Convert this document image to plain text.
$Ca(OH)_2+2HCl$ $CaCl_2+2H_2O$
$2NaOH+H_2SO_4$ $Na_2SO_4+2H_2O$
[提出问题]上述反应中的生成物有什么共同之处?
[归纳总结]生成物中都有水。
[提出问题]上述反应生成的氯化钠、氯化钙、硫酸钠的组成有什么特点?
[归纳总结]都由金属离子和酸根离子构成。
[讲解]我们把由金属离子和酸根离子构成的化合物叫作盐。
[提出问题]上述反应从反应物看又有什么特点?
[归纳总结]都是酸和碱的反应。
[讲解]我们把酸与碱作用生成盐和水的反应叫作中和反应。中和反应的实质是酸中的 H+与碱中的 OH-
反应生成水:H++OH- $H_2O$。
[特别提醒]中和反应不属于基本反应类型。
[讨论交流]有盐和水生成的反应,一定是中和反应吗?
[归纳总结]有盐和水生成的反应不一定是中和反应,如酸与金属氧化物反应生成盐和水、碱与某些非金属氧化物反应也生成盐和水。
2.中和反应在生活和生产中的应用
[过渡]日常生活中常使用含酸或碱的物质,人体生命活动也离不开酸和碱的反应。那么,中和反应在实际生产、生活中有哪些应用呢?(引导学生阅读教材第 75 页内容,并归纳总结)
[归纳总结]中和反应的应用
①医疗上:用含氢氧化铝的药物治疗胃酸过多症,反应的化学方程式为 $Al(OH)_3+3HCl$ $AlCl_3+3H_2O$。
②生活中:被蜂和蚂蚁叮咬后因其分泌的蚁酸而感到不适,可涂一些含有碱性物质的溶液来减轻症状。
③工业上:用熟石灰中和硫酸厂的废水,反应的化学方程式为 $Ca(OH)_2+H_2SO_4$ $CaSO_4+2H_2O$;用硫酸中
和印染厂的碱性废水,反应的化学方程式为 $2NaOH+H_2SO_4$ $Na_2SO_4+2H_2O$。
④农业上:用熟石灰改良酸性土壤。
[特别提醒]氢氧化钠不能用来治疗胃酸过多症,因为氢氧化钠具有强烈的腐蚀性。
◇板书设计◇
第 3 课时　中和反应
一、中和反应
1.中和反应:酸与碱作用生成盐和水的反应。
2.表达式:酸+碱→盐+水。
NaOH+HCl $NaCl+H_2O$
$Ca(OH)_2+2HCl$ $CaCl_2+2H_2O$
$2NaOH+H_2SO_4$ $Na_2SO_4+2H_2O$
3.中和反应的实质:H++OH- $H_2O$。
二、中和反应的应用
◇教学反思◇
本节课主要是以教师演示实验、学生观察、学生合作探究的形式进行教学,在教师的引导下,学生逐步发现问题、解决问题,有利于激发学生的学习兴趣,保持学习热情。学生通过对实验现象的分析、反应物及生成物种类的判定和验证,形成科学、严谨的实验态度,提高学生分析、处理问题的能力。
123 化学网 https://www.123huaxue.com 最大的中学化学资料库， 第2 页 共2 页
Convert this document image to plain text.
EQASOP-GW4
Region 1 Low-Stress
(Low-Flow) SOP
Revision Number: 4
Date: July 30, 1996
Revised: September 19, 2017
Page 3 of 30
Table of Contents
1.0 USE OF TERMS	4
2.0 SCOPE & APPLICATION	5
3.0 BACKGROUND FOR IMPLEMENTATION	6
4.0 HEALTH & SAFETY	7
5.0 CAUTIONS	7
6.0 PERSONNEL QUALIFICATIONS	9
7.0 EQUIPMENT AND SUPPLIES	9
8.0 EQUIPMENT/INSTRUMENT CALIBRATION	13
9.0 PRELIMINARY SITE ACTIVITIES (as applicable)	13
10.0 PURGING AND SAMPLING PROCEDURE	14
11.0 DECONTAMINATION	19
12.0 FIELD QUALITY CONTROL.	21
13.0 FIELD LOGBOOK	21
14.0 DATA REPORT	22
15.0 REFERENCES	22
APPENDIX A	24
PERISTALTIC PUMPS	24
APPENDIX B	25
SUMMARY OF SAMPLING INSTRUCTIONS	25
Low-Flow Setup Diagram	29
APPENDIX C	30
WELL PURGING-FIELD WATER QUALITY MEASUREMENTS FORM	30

──────

=== THE TASK ===
All of the entries above must be quoted exactly.

=== ANSWER IN FULL ===
Convert this document image to plain text.
$Ca(OH)_2+2HCl$ $CaCl_2+2H_2O$
$2NaOH+H_2SO_4$ $Na_2SO_4+2H_2O$
[提出问题]上述反应中的生成物有什么共同之处?
[归纳总结]生成物中都有水。
[提出问题]上述反应生成的氯化钠、氯化钙、硫酸钠的组成有什么特点?
[归纳总结]都由金属离子和酸根离子构成。
[讲解]我们把由金属离子和酸根离子构成的化合物叫作盐。
[提出问题]上述反应从反应物看又有什么特点?
[归纳总结]都是酸和碱的反应。
[讲解]我们把酸与碱作用生成盐和水的反应叫作中和反应。中和反应的实质是酸中的 H+与碱中的 OH-
反应生成水:H++OH- $H_2O$。
[特别提醒]中和反应不属于基本反应类型。
[讨论交流]有盐和水生成的反应,一定是中和反应吗?
[归纳总结]有盐和水生成的反应不一定是中和反应,如酸与金属氧化物反应生成盐和水、碱与某些非金属氧化物反应也生成盐和水。
2.中和反应在生活和生产中的应用
[过渡]日常生活中常使用含酸或碱的物质,人体生命活动也离不开酸和碱的反应。那么,中和反应在实际生产、生活中有哪些应用呢?(引导学生阅读教材第 75 页内容,并归纳总结)
[归纳总结]中和反应的应用
①医疗上:用含氢氧化铝的药物治疗胃酸过多症,反应的化学方程式为 $Al(OH)_3+3HCl$ $AlCl_3+3H_2O$。
②生活中:被蜂和蚂蚁叮咬后因其分泌的蚁酸而感到不适,可涂一些含有碱性物质的溶液来减轻症状。
③工业上:用熟石灰中和硫酸厂的废水,反应的化学方程式为 $Ca(OH)_2+H_2SO_4$ $CaSO_4+2H_2O$;用硫酸中
和印染厂的碱性废水,反应的化学方程式为 $2NaOH+H_2SO_4$ $Na_2SO_4+2H_2O$。
④农业上:用熟石灰改良酸性土壤。
[特别提醒]氢氧化钠不能用来治疗胃酸过多症,因为氢氧化钠具有强烈的腐蚀性。
◇板书设计◇
第 3 课时　中和反应
一、中和反应
1.中和反应:酸与碱作用生成盐和水的反应。
2.表达式:酸+碱→盐+水。
NaOH+HCl $NaCl+H_2O$
$Ca(OH)_2+2HCl$ $CaCl_2+2H_2O$
$2NaOH+H_2SO_4$ $Na_2SO_4+2H_2O$
3.中和反应的实质:H++OH- $H_2O$。
二、中和反应的应用
◇教学反思◇
本节课主要是以教师演示实验、学生观察、学生合作探究的形式进行教学,在教师的引导下,学生逐步发现问题、解决问题,有利于激发学生的学习兴趣,保持学习热情。学生通过对实验现象的分析、反应物及生成物种类的判定和验证,形成科学、严谨的实验态度,提高学生分析、处理问题的能力。
123 化学网 https://www.123huaxue.com 最大的中学化学资料库， 第2 页 共2 页
Convert this document image to plain text.
EQASOP-GW4
Region 1 Low-Stress
(Low-Flow) SOP
Revision Number: 4
Date: July 30, 1996
Revised: September 19, 2017
Page 3 of 30
Table of Contents
1.0 USE OF TERMS	4
2.0 SCOPE & APPLICATION	5
3.0 BACKGROUND FOR IMPLEMENTATION	6
4.0 HEALTH & SAFETY	7
5.0 CAUTIONS	7
6.0 PERSONNEL QUALIFICATIONS	9
7.0 EQUIPMENT AND SUPPLIES	9
8.0 EQUIPMENT/INSTRUMENT CALIBRATION	13
9.0 PRELIMINARY SITE ACTIVITIES (as applicable)	13
10.0 PURGING AND SAMPLING PROCEDURE	14
11.0 DECONTAMINATION	19
12.0 FIELD QUALITY CONTROL.	21
13.0 FIELD LOGBOOK	21
14.0 DATA REPORT	22
15.0 REFERENCES	22
APPENDIX A	24
PERISTALTIC PUMPS	24
APPENDIX B	25
SUMMARY OF SAMPLING INSTRUCTIONS	25
Low-Flow Setup Diagram	29
APPENDIX C	30
WELL PURGING-FIELD WATER QUALITY MEASUREMENTS FORM	30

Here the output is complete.